** Start of Provided entries **

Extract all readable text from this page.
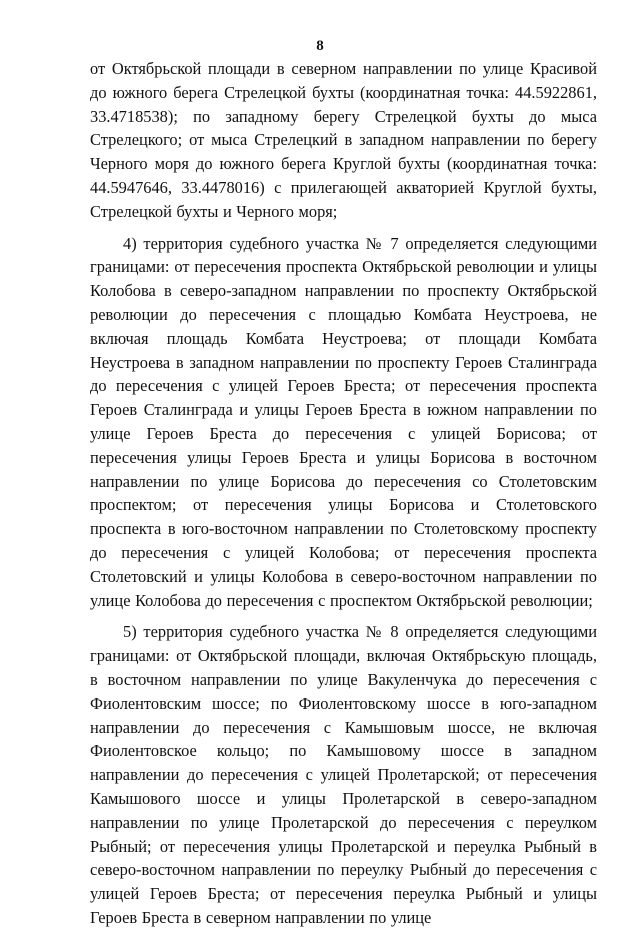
8

от Октябрьской площади в северном направлении по улице Красивой до южного берега Стрелецкой бухты (координатная точка: 44.5922861, 33.4718538); по западному берегу Стрелецкой бухты до мыса Стрелецкого; от мыса Стрелецкий в западном направлении по берегу Черного моря до южного берега Круглой бухты (координатная точка: 44.5947646, 33.4478016) с прилегающей акваторией Круглой бухты, Стрелецкой бухты и Черного моря;

4) территория судебного участка № 7 определяется следующими границами: от пересечения проспекта Октябрьской революции и улицы Колобова в северо-западном направлении по проспекту Октябрьской революции до пересечения с площадью Комбата Неустроева, не включая площадь Комбата Неустроева; от площади Комбата Неустроева в западном направлении по проспекту Героев Сталинграда до пересечения с улицей Героев Бреста; от пересечения проспекта Героев Сталинграда и улицы Героев Бреста в южном направлении по улице Героев Бреста до пересечения с улицей Борисова; от пересечения улицы Героев Бреста и улицы Борисова в восточном направлении по улице Борисова до пересечения со Столетовским проспектом; от пересечения улицы Борисова и Столетовского проспекта в юго-восточном направлении по Столетовскому проспекту до пересечения с улицей Колобова; от пересечения проспекта Столетовский и улицы Колобова в северо-восточном направлении по улице Колобова до пересечения с проспектом Октябрьской революции;

5) территория судебного участка № 8 определяется следующими границами: от Октябрьской площади, включая Октябрьскую площадь, в восточном направлении по улице Вакуленчука до пересечения с Фиолентовским шоссе; по Фиолентовскому шоссе в юго-западном направлении до пересечения с Камышовым шоссе, не включая Фиолентовское кольцо; по Камышовому шоссе в западном направлении до пересечения с улицей Пролетарской; от пересечения Камышового шоссе и улицы Пролетарской в северо-западном направлении по улице Пролетарской до пересечения с переулком Рыбный; от пересечения улицы Пролетарской и переулка Рыбный в северо-восточном направлении по переулку Рыбный до пересечения с улицей Героев Бреста; от пересечения переулка Рыбный и улицы Героев Бреста в северном направлении по улице
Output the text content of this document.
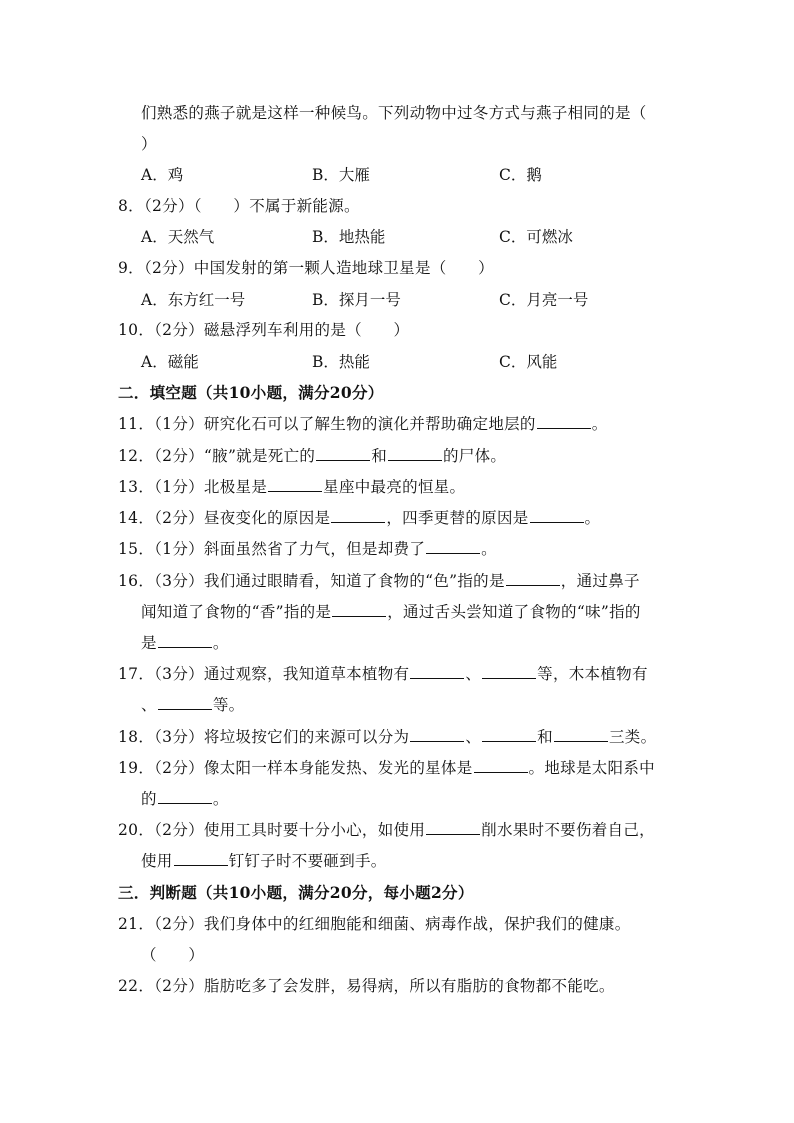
们熟悉的燕子就是这样一种候鸟。下列动物中过冬方式与燕子相同的是（
）
A．鸡	B．大雁	C．鹅
8．（2分）（　　）不属于新能源。
A．天然气	B．地热能	C．可燃冰
9．（2分）中国发射的第一颗人造地球卫星是（　　）
A．东方红一号	B．探月一号	C．月亮一号
10．（2分）磁悬浮列车利用的是（　　）
A．磁能	B．热能	C．风能
二．填空题（共10小题，满分20分）
11．（1分）研究化石可以了解生物的演化并帮助确定地层的	。
12．（2分）“腋”就是死亡的	和	的尸体。
13．（1分）北极星是	星座中最亮的恒星。
14．（2分）昼夜变化的原因是	，四季更替的原因是	。
15．（1分）斜面虽然省了力气，但是却费了	。
16．（3分）我们通过眼睛看，知道了食物的“色”指的是	，通过鼻子
闻知道了食物的“香”指的是	，通过舌头尝知道了食物的“味”指的
是	。
17．（3分）通过观察，我知道草本植物有	、	等，木本植物有
、	等。
18．（3分）将垃圾按它们的来源可以分为	、	和	三类。
19．（2分）像太阳一样本身能发热、发光的星体是	。地球是太阳系中
的	。
20．（2分）使用工具时要十分小心，如使用	削水果时不要伤着自己，
使用	钉钉子时不要砸到手。
三．判断题（共10小题，满分20分，每小题2分）
21．（2分）我们身体中的红细胞能和细菌、病毒作战，保护我们的健康。
（　　）
22．（2分）脂肪吃多了会发胖，易得病，所以有脂肪的食物都不能吃。
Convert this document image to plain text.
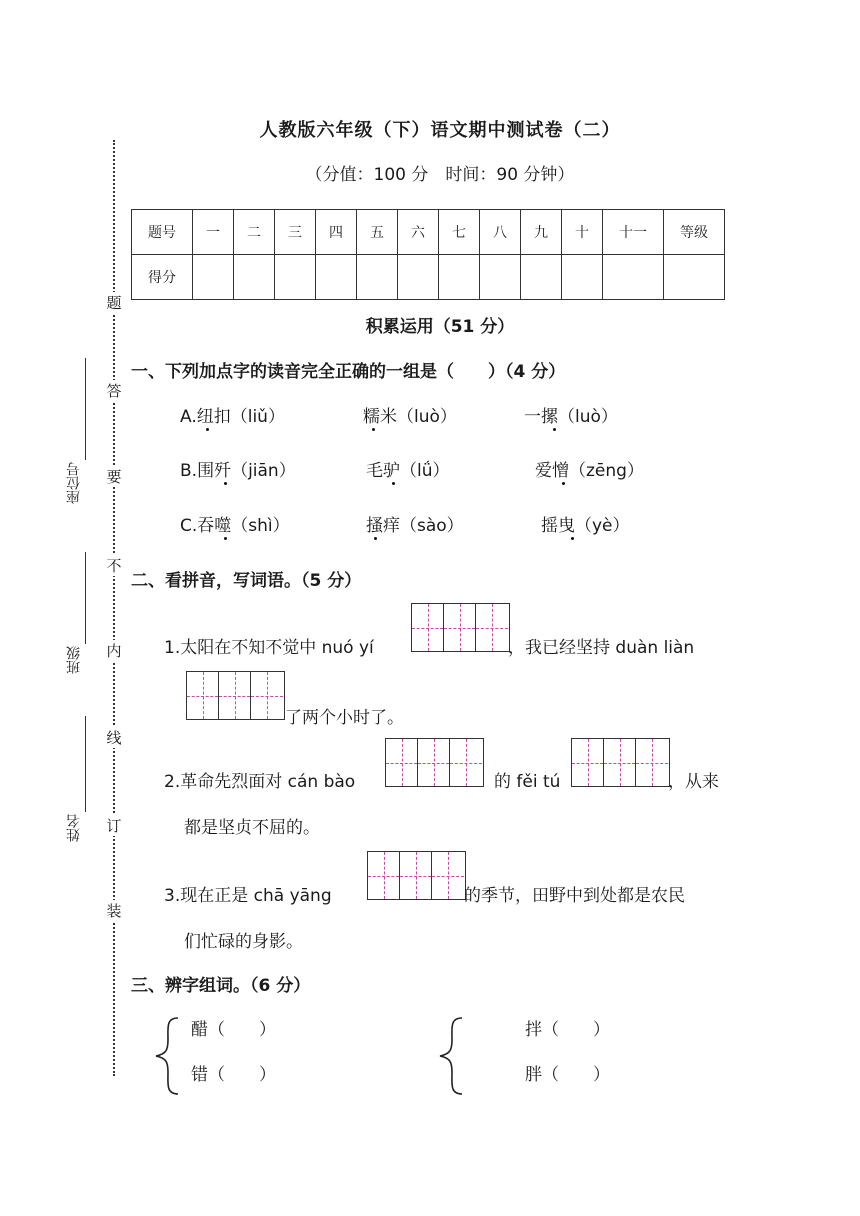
题
答
要
不
内
线
订
装
座位号
班级
姓名
人教版六年级（下）语文期中测试卷（二）
（分值：100 分　时间：90 分钟）
题号	一	二	三	四	五	六	七	八	九	十	十一	等级
得分												
积累运用（51 分）
一、下列加点字的读音完全正确的一组是（　　）（4 分）
A.纽扣（liǔ）	糯米（luò）	一摞（luò）
B.围歼（jiān）	毛驴（lǘ）	爱憎（zēng）
C.吞噬（shì）	搔痒（sào）	摇曳（yè）
二、看拼音，写词语。（5 分）
1.太阳在不知不觉中 nuó yí	，我已经坚持 duàn liàn
了两个小时了。
2.革命先烈面对 cán bào	的 fěi tú	，从来
都是坚贞不屈的。
3.现在正是 chā yāng	的季节，田野中到处都是农民
们忙碌的身影。
三、辨字组词。（6 分）
醋（　　）
错（　　）
拌（　　）
胖（　　）
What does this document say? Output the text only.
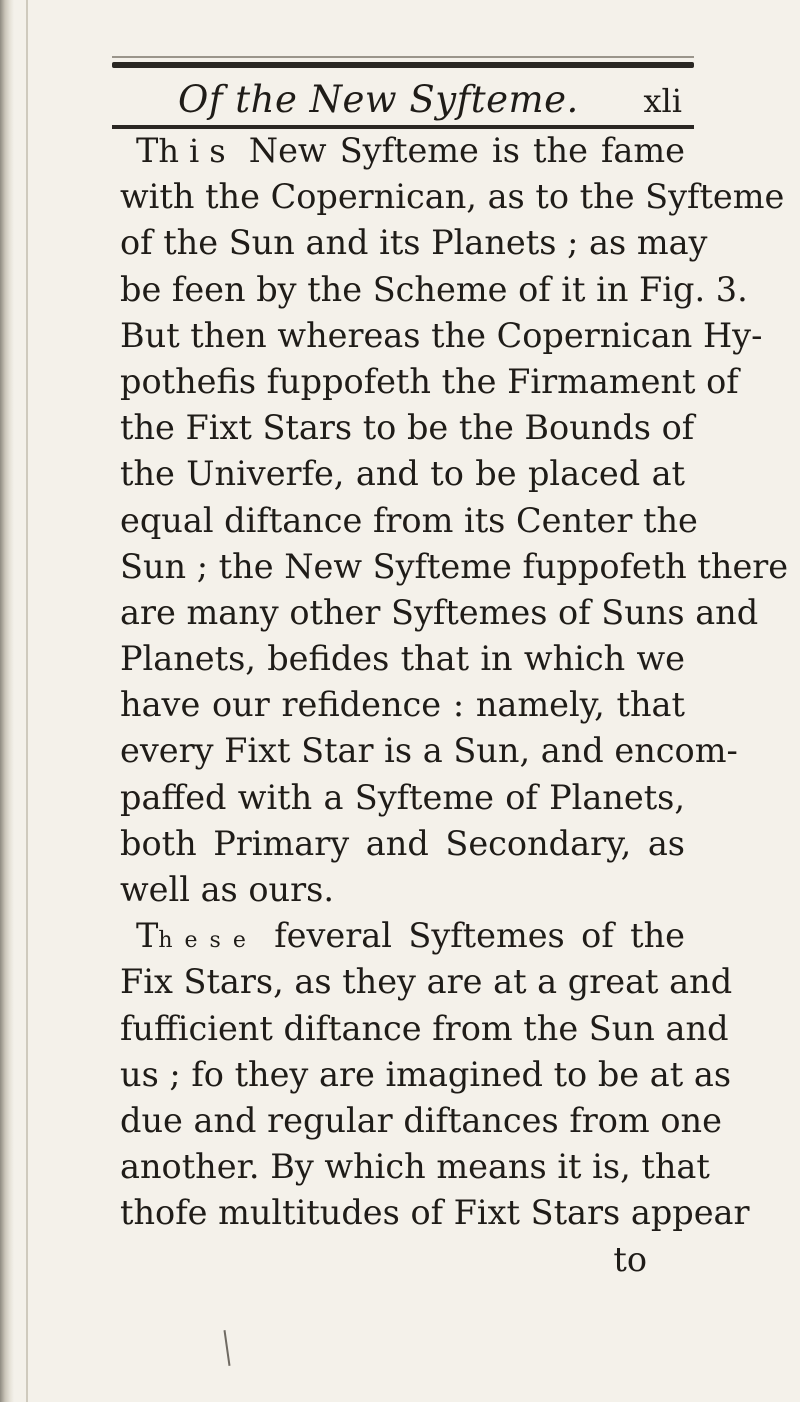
Of the New Syfteme. xli
This New Syfteme is the fame
with the Copernican, as to the Syfteme
of the Sun and its Planets ; as may
be feen by the Scheme of it in Fig. 3.
But then whereas the Copernican Hy-
pothefis fuppofeth the Firmament of
the Fixt Stars to be the Bounds of
the Univerfe, and to be placed at
equal diftance from its Center the
Sun ; the New Syfteme fuppofeth there
are many other Syftemes of Suns and
Planets, befides that in which we
have our refidence : namely, that
every Fixt Star is a Sun, and encom-
paffed with a Syfteme of Planets,
both Primary and Secondary, as
well as ours.
These feveral Syftemes of the
Fix Stars, as they are at a great and
fufficient diftance from the Sun and
us ; fo they are imagined to be at as
due and regular diftances from one
another. By which means it is, that
thofe multitudes of Fixt Stars appear
to
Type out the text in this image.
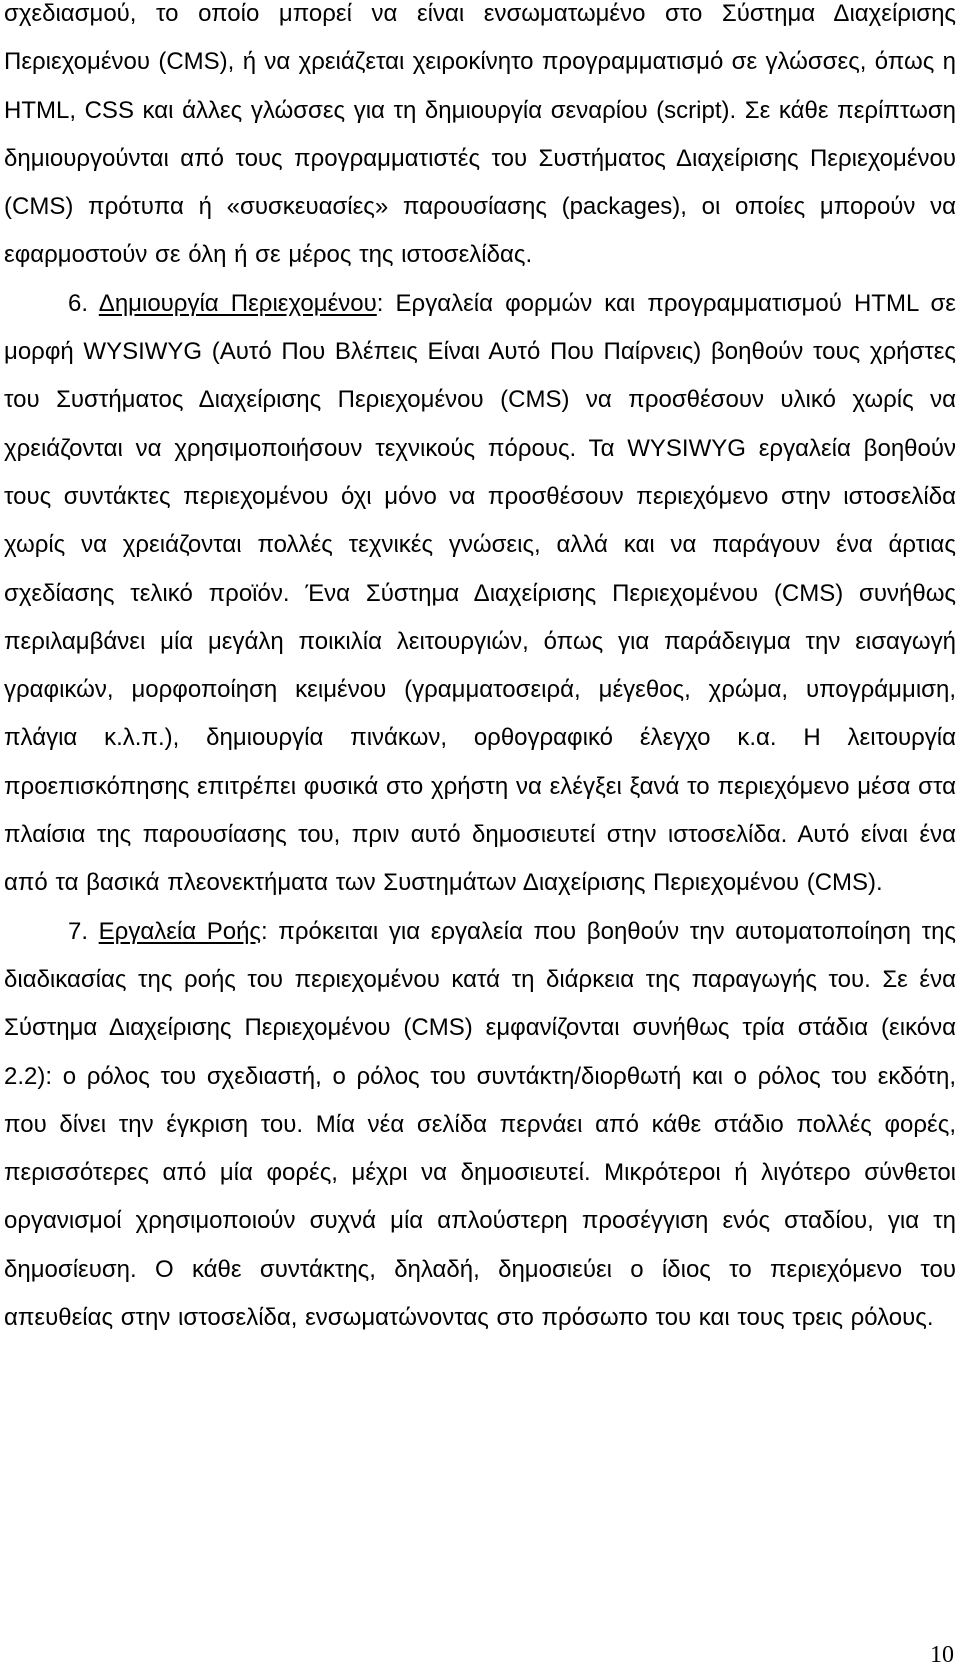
σχεδιασμού, το οποίο μπορεί να είναι ενσωματωμένο στο Σύστημα Διαχείρισης Περιεχομένου (CMS), ή να χρειάζεται χειροκίνητο προγραμματισμό σε γλώσσες, όπως η HTML, CSS και άλλες γλώσσες για τη δημιουργία σεναρίου (script). Σε κάθε περίπτωση δημιουργούνται από τους προγραμματιστές του Συστήματος Διαχείρισης Περιεχομένου (CMS) πρότυπα ή «συσκευασίες» παρουσίασης (packages), οι οποίες μπορούν να εφαρμοστούν σε όλη ή σε μέρος της ιστοσελίδας.

6. Δημιουργία Περιεχομένου: Εργαλεία φορμών και προγραμματισμού HTML σε μορφή WYSIWYG (Αυτό Που Βλέπεις Είναι Αυτό Που Παίρνεις) βοηθούν τους χρήστες του Συστήματος Διαχείρισης Περιεχομένου (CMS) να προσθέσουν υλικό χωρίς να χρειάζονται να χρησιμοποιήσουν τεχνικούς πόρους. Τα WYSIWYG εργαλεία βοηθούν τους συντάκτες περιεχομένου όχι μόνο να προσθέσουν περιεχόμενο στην ιστοσελίδα χωρίς να χρειάζονται πολλές τεχνικές γνώσεις, αλλά και να παράγουν ένα άρτιας σχεδίασης τελικό προϊόν. Ένα Σύστημα Διαχείρισης Περιεχομένου (CMS) συνήθως περιλαμβάνει μία μεγάλη ποικιλία λειτουργιών, όπως για παράδειγμα την εισαγωγή γραφικών, μορφοποίηση κειμένου (γραμματοσειρά, μέγεθος, χρώμα, υπογράμμιση, πλάγια κ.λ.π.), δημιουργία πινάκων, ορθογραφικό έλεγχο κ.α. Η λειτουργία προεπισκόπησης επιτρέπει φυσικά στο χρήστη να ελέγξει ξανά το περιεχόμενο μέσα στα πλαίσια της παρουσίασης του, πριν αυτό δημοσιευτεί στην ιστοσελίδα. Αυτό είναι ένα από τα βασικά πλεονεκτήματα των Συστημάτων Διαχείρισης Περιεχομένου (CMS).

7. Εργαλεία Ροής: πρόκειται για εργαλεία που βοηθούν την αυτοματοποίηση της διαδικασίας της ροής του περιεχομένου κατά τη διάρκεια της παραγωγής του. Σε ένα Σύστημα Διαχείρισης Περιεχομένου (CMS) εμφανίζονται συνήθως τρία στάδια (εικόνα 2.2): ο ρόλος του σχεδιαστή, ο ρόλος του συντάκτη/διορθωτή και ο ρόλος του εκδότη, που δίνει την έγκριση του. Μία νέα σελίδα περνάει από κάθε στάδιο πολλές φορές, περισσότερες από μία φορές, μέχρι να δημοσιευτεί. Μικρότεροι ή λιγότερο σύνθετοι οργανισμοί χρησιμοποιούν συχνά μία απλούστερη προσέγγιση ενός σταδίου, για τη δημοσίευση. Ο κάθε συντάκτης, δηλαδή, δημοσιεύει ο ίδιος το περιεχόμενο του απευθείας στην ιστοσελίδα, ενσωματώνοντας στο πρόσωπο του και τους τρεις ρόλους.

10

** End of Provided entries **

> _Stated problem_:
Check each line of the entries above, and show every one holding the word "Planets".

> _The output_:
of the Sun and its Planets ; as may
Planets, befides that in which we
paffed with a Syfteme of Planets,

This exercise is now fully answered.